──────── Material ────────

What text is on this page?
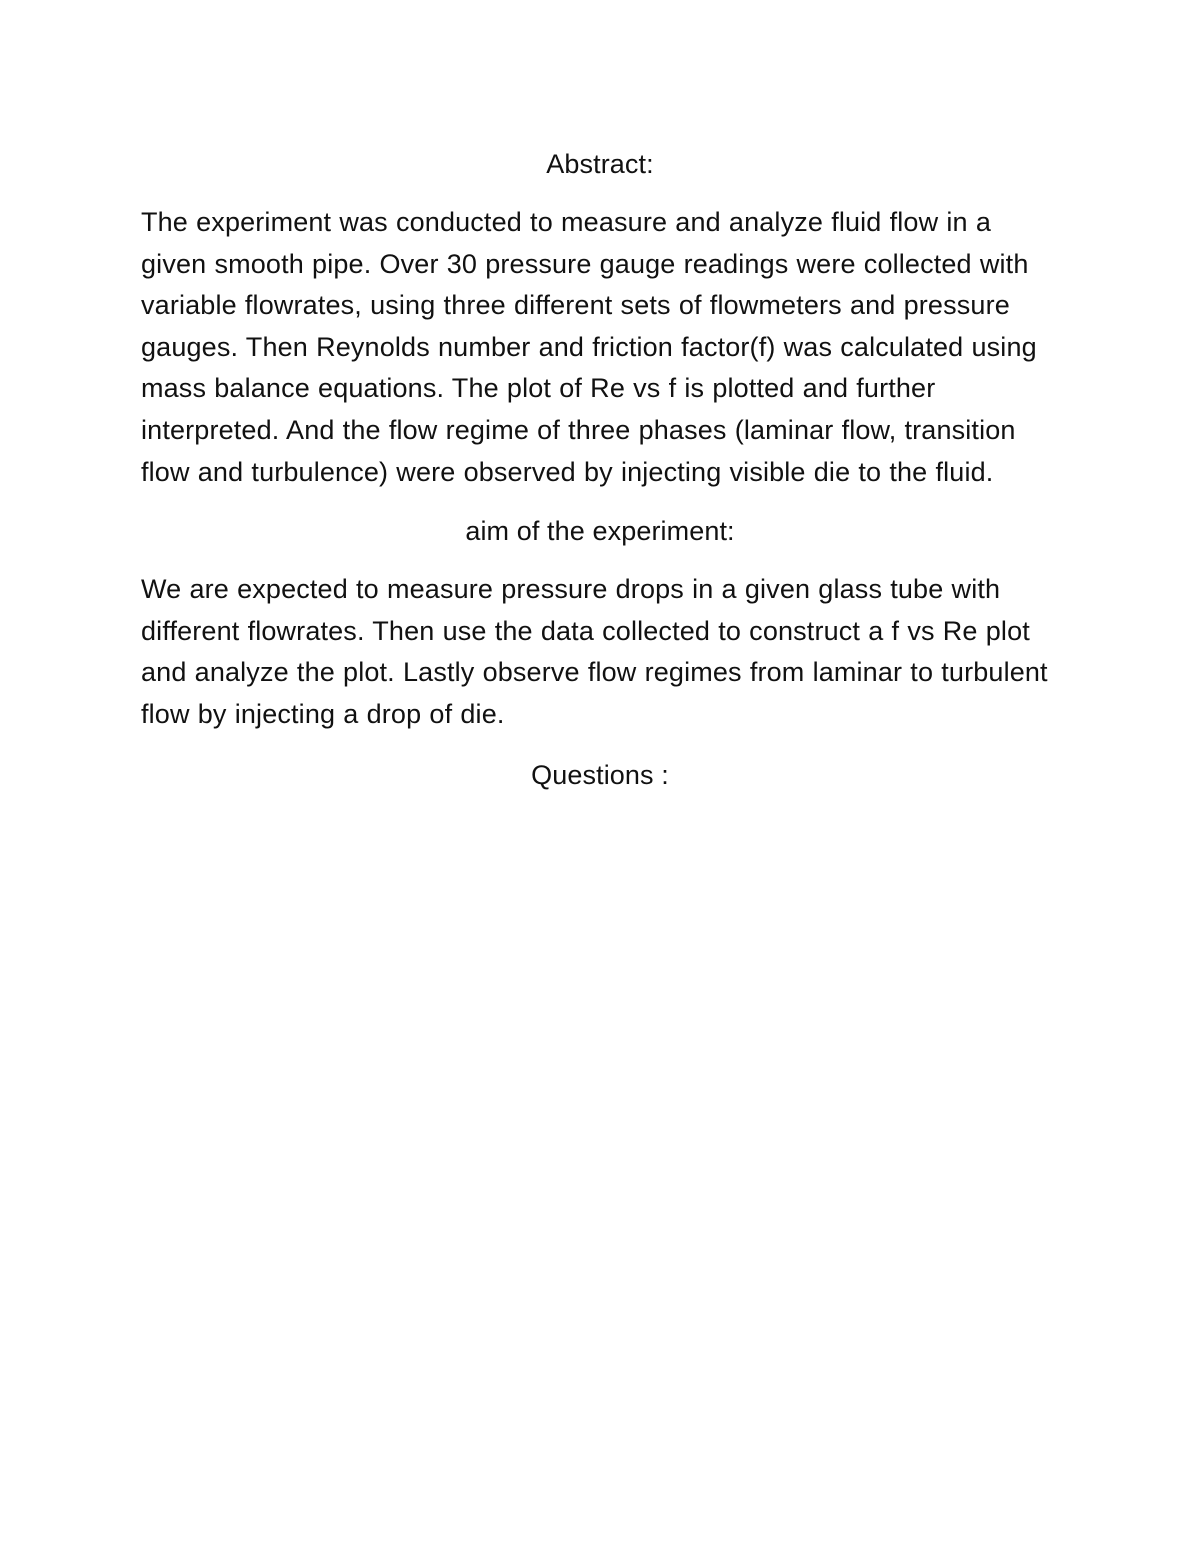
Abstract:

The experiment was conducted to measure and analyze fluid flow in a given smooth pipe. Over 30 pressure gauge readings were collected with variable flowrates, using three different sets of flowmeters and pressure gauges. Then Reynolds number and friction factor(f) was calculated using mass balance equations. The plot of Re vs f is plotted and further interpreted. And the flow regime of three phases (laminar flow, transition flow and turbulence) were observed by injecting visible die to the fluid.

aim of the experiment:

We are expected to measure pressure drops in a given glass tube with different flowrates. Then use the data collected to construct a f vs Re plot and analyze the plot. Lastly observe flow regimes from laminar to turbulent flow by injecting a drop of die.

Questions :
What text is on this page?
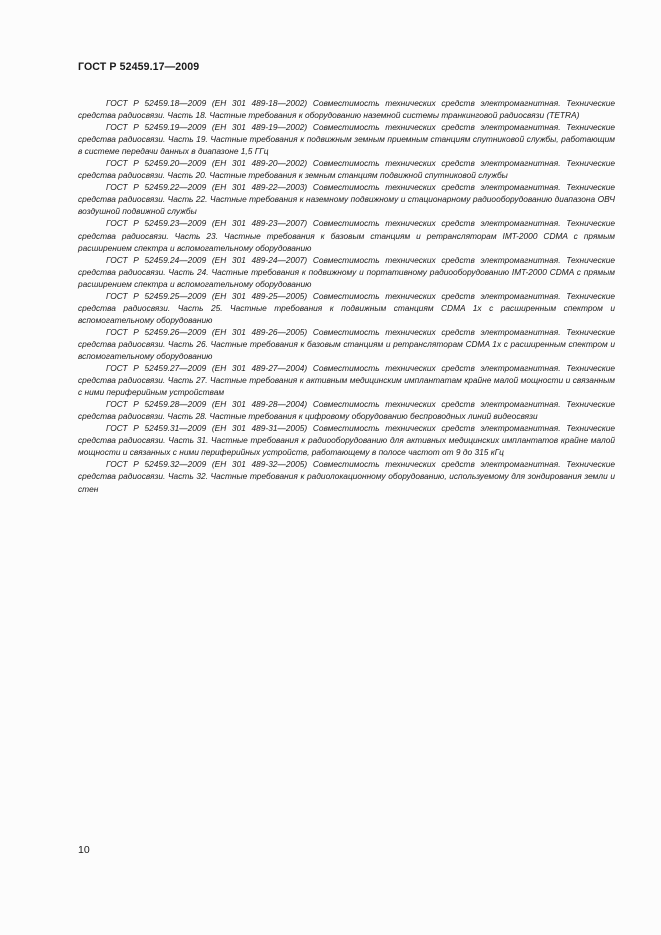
ГОСТ Р 52459.17—2009
ГОСТ Р 52459.18—2009 (ЕН 301 489-18—2002) Совместимость технических средств электромагнитная. Технические средства радиосвязи. Часть 18. Частные требования к оборудованию наземной системы транкинговой радиосвязи (TETRA)
ГОСТ Р 52459.19—2009 (ЕН 301 489-19—2002) Совместимость технических средств электромагнитная. Технические средства радиосвязи. Часть 19. Частные требования к подвижным земным приемным станциям спутниковой службы, работающим в системе передачи данных в диапазоне 1,5 ГГц
ГОСТ Р 52459.20—2009 (ЕН 301 489-20—2002) Совместимость технических средств электромагнитная. Технические средства радиосвязи. Часть 20. Частные требования к земным станциям подвижной спутниковой службы
ГОСТ Р 52459.22—2009 (ЕН 301 489-22—2003) Совместимость технических средств электромагнитная. Технические средства радиосвязи. Часть 22. Частные требования к наземному подвижному и стационарному радиооборудованию диапазона ОВЧ воздушной подвижной службы
ГОСТ Р 52459.23—2009 (ЕН 301 489-23—2007) Совместимость технических средств электромагнитная. Технические средства радиосвязи. Часть 23. Частные требования к базовым станциям и ретрансляторам IMT-2000 CDMA с прямым расширением спектра и вспомогательному оборудованию
ГОСТ Р 52459.24—2009 (ЕН 301 489-24—2007) Совместимость технических средств электромагнитная. Технические средства радиосвязи. Часть 24. Частные требования к подвижному и портативному радиооборудованию IMT-2000 CDMA с прямым расширением спектра и вспомогательному оборудованию
ГОСТ Р 52459.25—2009 (ЕН 301 489-25—2005) Совместимость технических средств электромагнитная. Технические средства радиосвязи. Часть 25. Частные требования к подвижным станциям CDMA 1x с расширенным спектром и вспомогательному оборудованию
ГОСТ Р 52459.26—2009 (ЕН 301 489-26—2005) Совместимость технических средств электромагнитная. Технические средства радиосвязи. Часть 26. Частные требования к базовым станциям и ретрансляторам CDMA 1x с расширенным спектром и вспомогательному оборудованию
ГОСТ Р 52459.27—2009 (ЕН 301 489-27—2004) Совместимость технических средств электромагнитная. Технические средства радиосвязи. Часть 27. Частные требования к активным медицинским имплантатам крайне малой мощности и связанным с ними периферийным устройствам
ГОСТ Р 52459.28—2009 (ЕН 301 489-28—2004) Совместимость технических средств электромагнитная. Технические средства радиосвязи. Часть 28. Частные требования к цифровому оборудованию беспроводных линий видеосвязи
ГОСТ Р 52459.31—2009 (ЕН 301 489-31—2005) Совместимость технических средств электромагнитная. Технические средства радиосвязи. Часть 31. Частные требования к радиооборудованию для активных медицинских имплантатов крайне малой мощности и связанных с ними периферийных устройств, работающему в полосе частот от 9 до 315 кГц
ГОСТ Р 52459.32—2009 (ЕН 301 489-32—2005) Совместимость технических средств электромагнитная. Технические средства радиосвязи. Часть 32. Частные требования к радиолокационному оборудованию, используемому для зондирования земли и стен
10
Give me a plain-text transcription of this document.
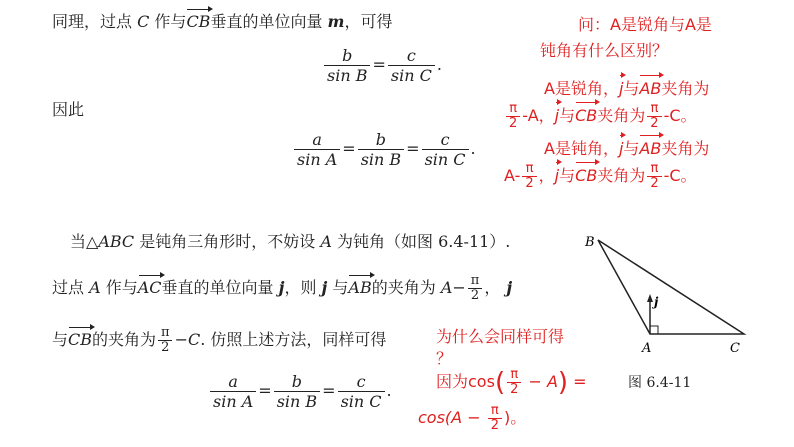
同理，过点 C 作与CB垂直的单位向量 m，可得
$\frac{b}{\text{sin B}} = \frac{c}{\text{sin C}}$ .
因此
$\frac{a}{\text{sin A}} = \frac{b}{\text{sin B}} = \frac{c}{\text{sin C}}$ .
当△ABC 是钝角三角形时，不妨设 A 为钝角（如图 6.4-11）.
过点 A 作与AC垂直的单位向量 j，则 j 与AB的夹角为 $A- \frac{\pi}{2}$ ， j
与CB的夹角为 $\frac{\pi}{2} -C$. 仿照上述方法，同样可得
$\frac{a}{\text{sin A}} = \frac{b}{\text{sin B}} = \frac{c}{\text{sin C}}$ .
问：A是锐角与A是
钝角有什么区别？
A是锐角，j与AB夹角为
$\frac{\pi}{2} -A$，j与CB夹角为 $\frac{\pi}{2} -C$。
A是钝角，j与AB夹角为
$A- \frac{\pi}{2}$ ，j与CB夹角为 $\frac{\pi}{2} -C$。
为什么会同样可得
？
因为$\cos( \frac{\pi}{2} - A)$ =
$\cos(A - \frac{\pi}{2}$ )。
B
A	C
j
图 6.4-11
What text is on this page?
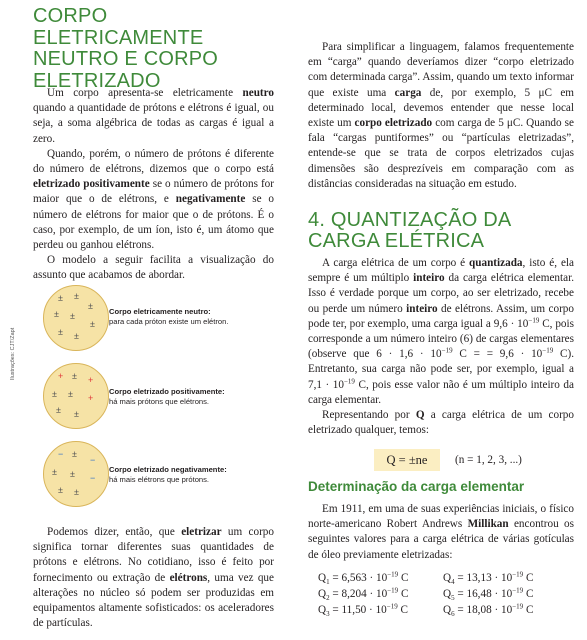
CORPO ELETRICAMENTE NEUTRO E CORPO ELETRIZADO

Um corpo apresenta-se eletricamente neutro quando a quantidade de prótons e elétrons é igual, ou seja, a soma algébrica de todas as cargas é igual a zero.

Quando, porém, o número de prótons é diferente do número de elétrons, dizemos que o corpo está eletrizado positivamente se o número de prótons for maior que o de elétrons, e negativamente se o número de elétrons for maior que o de prótons. É o caso, por exemplo, de um íon, isto é, um átomo que perdeu ou ganhou elétrons.

O modelo a seguir facilita a visualização do assunto que acabamos de abordar.

Ilustrações: CJT/Zapt
± ±
±
± ±
±
± ±
Corpo eletricamente neutro:
para cada próton existe um elétron.
+ ± +
± ± +
± ±
Corpo eletrizado positivamente:
há mais prótons que elétrons.
− ±
−
± ± −
± ±
Corpo eletrizado negativamente:
há mais elétrons que prótons.

Podemos dizer, então, que eletrizar um corpo significa tornar diferentes suas quantidades de prótons e elétrons. No cotidiano, isso é feito por fornecimento ou extração de elétrons, uma vez que alterações no núcleo só podem ser produzidas em equipamentos altamente sofisticados: os aceleradores de partículas.

Para simplificar a linguagem, falamos frequentemente em “carga” quando deveríamos dizer “corpo eletrizado com determinada carga”. Assim, quando um texto informar que existe uma carga de, por exemplo, 5 μC em determinado local, devemos entender que nesse local existe um corpo eletrizado com carga de 5 μC. Quando se fala “cargas puntiformes” ou “partículas eletrizadas”, entende-se que se trata de corpos eletrizados cujas dimensões são desprezíveis em comparação com as distâncias consideradas na situação em estudo.

4. QUANTIZAÇÃO DA CARGA ELÉTRICA

A carga elétrica de um corpo é quantizada, isto é, ela sempre é um múltiplo inteiro da carga elétrica elementar. Isso é verdade porque um corpo, ao ser eletrizado, recebe ou perde um número inteiro de elétrons. Assim, um corpo pode ter, por exemplo, uma carga igual a $9,6 \cdot 10^{-19}$ C, pois corresponde a um número inteiro (6) de cargas elementares (observe que $6 \cdot 1,6 \cdot 10^{-19}$ C = = $9,6 \cdot 10^{-19}$ C). Entretanto, sua carga não pode ser, por exemplo, igual a $7,1 \cdot 10^{-19}$ C, pois esse valor não é um múltiplo inteiro da carga elementar.

Representando por Q a carga elétrica de um corpo eletrizado qualquer, temos:

Q = ±ne	(n = 1, 2, 3, ...)
Determinação da carga elementar

Em 1911, em uma de suas experiências iniciais, o físico norte-americano Robert Andrews Millikan encontrou os seguintes valores para a carga elétrica de várias gotículas de óleo previamente eletrizadas:

$Q_1 = 6,563 \cdot 10^{-19}$ C	$Q_4 = 13,13 \cdot 10^{-19}$ C
$Q_2 = 8,204 \cdot 10^{-19}$ C	$Q_5 = 16,48 \cdot 10^{-19}$ C
$Q_3 = 11,50 \cdot 10^{-19}$ C	$Q_6 = 18,08 \cdot 10^{-19}$ C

────────

→ **Stated goal**
Report all lines of the material that contain the word "given".

→ **Reply**
The experiment was conducted to measure and analyze fluid flow in a given smooth pipe. Over 30 pressure gauge readings were collected with variable flowrates, using three different sets of flowmeters and pressure gauges. Then Reynolds number and friction factor(f) was calculated using mass balance equations. The plot of Re vs f is plotted and further interpreted. And the flow regime of three phases (laminar flow, transition flow and turbulence) were observed by injecting visible die to the fluid.
We are expected to measure pressure drops in a given glass tube with different flowrates. Then use the data collected to construct a f vs Re plot and analyze the plot. Lastly observe flow regimes from laminar to turbulent flow by injecting a drop of die.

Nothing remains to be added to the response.